Dataset records on visual material:
######

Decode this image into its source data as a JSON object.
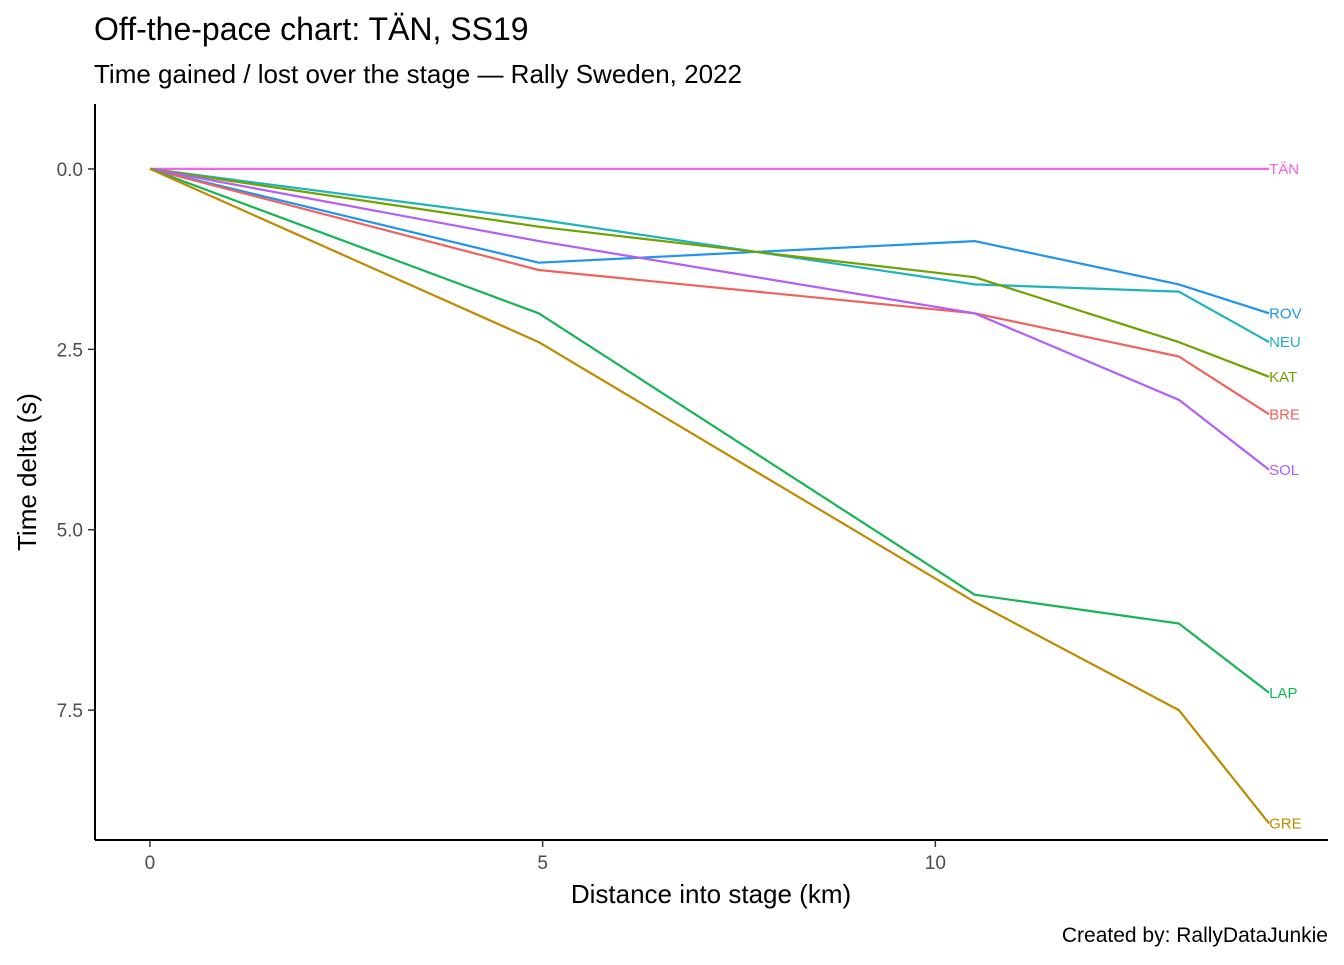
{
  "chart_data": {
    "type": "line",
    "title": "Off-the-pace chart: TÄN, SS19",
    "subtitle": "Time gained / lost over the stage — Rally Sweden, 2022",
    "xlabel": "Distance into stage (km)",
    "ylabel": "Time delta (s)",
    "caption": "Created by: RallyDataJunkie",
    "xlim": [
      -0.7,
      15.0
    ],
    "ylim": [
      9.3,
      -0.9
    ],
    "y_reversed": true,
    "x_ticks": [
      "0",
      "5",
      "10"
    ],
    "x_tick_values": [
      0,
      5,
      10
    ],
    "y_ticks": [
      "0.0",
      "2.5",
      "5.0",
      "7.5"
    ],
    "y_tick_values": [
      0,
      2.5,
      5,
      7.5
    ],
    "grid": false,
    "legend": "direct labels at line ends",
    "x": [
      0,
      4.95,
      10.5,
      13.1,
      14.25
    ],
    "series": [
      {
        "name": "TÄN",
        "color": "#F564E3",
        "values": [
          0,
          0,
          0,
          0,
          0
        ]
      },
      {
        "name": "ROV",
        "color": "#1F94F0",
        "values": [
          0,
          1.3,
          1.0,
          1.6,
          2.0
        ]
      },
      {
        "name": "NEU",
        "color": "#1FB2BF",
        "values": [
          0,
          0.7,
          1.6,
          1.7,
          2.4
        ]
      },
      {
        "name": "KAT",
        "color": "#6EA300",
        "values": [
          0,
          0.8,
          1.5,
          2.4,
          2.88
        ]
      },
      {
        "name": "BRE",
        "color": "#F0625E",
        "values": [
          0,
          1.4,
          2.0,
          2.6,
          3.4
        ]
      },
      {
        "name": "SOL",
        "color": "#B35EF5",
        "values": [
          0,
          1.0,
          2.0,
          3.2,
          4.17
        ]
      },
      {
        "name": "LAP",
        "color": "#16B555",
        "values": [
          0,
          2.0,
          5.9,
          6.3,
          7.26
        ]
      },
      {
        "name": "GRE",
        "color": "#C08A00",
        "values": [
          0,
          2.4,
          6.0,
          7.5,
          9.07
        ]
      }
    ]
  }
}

######

*Exercise objective*:
Pictures in the records above are not copied; print everything else exactly.

*Exercise response*:
Decode this image into its source data as a JSON object.
{
  "chart_data": {
    "type": "line",
    "title": "Off-the-pace chart: TÄN, SS19",
    "subtitle": "Time gained / lost over the stage — Rally Sweden, 2022",
    "xlabel": "Distance into stage (km)",
    "ylabel": "Time delta (s)",
    "caption": "Created by: RallyDataJunkie",
    "xlim": [
      -0.7,
      15.0
    ],
    "ylim": [
      9.3,
      -0.9
    ],
    "y_reversed": true,
    "x_ticks": [
      "0",
      "5",
      "10"
    ],
    "x_tick_values": [
      0,
      5,
      10
    ],
    "y_ticks": [
      "0.0",
      "2.5",
      "5.0",
      "7.5"
    ],
    "y_tick_values": [
      0,
      2.5,
      5,
      7.5
    ],
    "grid": false,
    "legend": "direct labels at line ends",
    "x": [
      0,
      4.95,
      10.5,
      13.1,
      14.25
    ],
    "series": [
      {
        "name": "TÄN",
        "color": "#F564E3",
        "values": [
          0,
          0,
          0,
          0,
          0
        ]
      },
      {
        "name": "ROV",
        "color": "#1F94F0",
        "values": [
          0,
          1.3,
          1.0,
          1.6,
          2.0
        ]
      },
      {
        "name": "NEU",
        "color": "#1FB2BF",
        "values": [
          0,
          0.7,
          1.6,
          1.7,
          2.4
        ]
      },
      {
        "name": "KAT",
        "color": "#6EA300",
        "values": [
          0,
          0.8,
          1.5,
          2.4,
          2.88
        ]
      },
      {
        "name": "BRE",
        "color": "#F0625E",
        "values": [
          0,
          1.4,
          2.0,
          2.6,
          3.4
        ]
      },
      {
        "name": "SOL",
        "color": "#B35EF5",
        "values": [
          0,
          1.0,
          2.0,
          3.2,
          4.17
        ]
      },
      {
        "name": "LAP",
        "color": "#16B555",
        "values": [
          0,
          2.0,
          5.9,
          6.3,
          7.26
        ]
      },
      {
        "name": "GRE",
        "color": "#C08A00",
        "values": [
          0,
          2.4,
          6.0,
          7.5,
          9.07
        ]
      }
    ]
  }
}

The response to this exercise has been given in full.